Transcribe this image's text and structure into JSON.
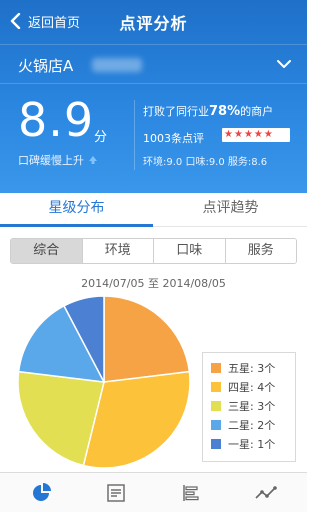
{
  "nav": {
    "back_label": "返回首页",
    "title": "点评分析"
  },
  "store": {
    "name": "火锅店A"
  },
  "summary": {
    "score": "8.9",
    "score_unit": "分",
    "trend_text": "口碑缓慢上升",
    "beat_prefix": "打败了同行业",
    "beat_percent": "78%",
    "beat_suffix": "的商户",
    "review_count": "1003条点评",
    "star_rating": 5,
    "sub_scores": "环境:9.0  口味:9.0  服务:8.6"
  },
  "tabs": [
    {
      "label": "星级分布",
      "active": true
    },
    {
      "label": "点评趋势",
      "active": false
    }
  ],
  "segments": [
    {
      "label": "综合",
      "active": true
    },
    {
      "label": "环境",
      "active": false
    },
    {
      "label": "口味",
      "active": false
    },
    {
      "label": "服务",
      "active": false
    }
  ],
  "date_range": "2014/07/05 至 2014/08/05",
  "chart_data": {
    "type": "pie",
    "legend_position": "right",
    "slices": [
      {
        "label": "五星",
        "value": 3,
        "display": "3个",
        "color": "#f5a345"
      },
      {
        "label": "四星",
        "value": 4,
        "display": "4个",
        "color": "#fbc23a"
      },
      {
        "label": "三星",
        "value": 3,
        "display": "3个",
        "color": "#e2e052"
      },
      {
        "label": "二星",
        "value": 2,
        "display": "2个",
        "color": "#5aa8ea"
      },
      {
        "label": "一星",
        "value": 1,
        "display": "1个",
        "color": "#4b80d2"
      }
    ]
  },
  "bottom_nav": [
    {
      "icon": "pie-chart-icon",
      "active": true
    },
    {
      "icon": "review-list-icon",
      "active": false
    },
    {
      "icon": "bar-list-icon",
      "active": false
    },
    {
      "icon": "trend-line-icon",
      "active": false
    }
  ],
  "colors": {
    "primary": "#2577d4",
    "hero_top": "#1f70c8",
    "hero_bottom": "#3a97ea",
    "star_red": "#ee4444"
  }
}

——————————

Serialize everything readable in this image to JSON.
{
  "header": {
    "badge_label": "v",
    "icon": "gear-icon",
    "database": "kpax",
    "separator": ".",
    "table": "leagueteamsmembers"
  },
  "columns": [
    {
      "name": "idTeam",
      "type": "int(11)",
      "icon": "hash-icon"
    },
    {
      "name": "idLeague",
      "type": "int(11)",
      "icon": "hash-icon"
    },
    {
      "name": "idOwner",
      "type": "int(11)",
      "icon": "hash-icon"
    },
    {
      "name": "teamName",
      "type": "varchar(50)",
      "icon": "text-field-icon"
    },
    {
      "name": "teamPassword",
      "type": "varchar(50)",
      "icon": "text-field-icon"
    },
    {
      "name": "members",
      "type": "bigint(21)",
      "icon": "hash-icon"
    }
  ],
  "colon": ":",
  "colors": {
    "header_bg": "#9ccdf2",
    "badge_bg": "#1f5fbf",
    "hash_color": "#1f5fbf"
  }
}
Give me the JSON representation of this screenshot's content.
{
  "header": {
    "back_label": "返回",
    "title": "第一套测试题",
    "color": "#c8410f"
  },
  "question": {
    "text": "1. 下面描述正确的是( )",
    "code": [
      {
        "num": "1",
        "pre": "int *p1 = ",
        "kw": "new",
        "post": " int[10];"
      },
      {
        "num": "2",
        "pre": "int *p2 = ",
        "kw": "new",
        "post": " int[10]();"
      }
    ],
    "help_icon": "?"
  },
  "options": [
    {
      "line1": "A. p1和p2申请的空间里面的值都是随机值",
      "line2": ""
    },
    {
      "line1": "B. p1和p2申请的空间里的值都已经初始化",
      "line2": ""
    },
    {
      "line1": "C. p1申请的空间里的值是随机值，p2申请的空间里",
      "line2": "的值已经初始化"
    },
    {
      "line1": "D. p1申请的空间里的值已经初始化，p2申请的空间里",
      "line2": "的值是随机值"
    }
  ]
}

——————————

WHAT YOU ARE ASKED TO DO
Your task is to gather every line with the word "display" and copy it.

EXPECTED ANSWER
        "display": "3个",
        "display": "4个",
        "display": "3个",
        "display": "2个",
        "display": "1个",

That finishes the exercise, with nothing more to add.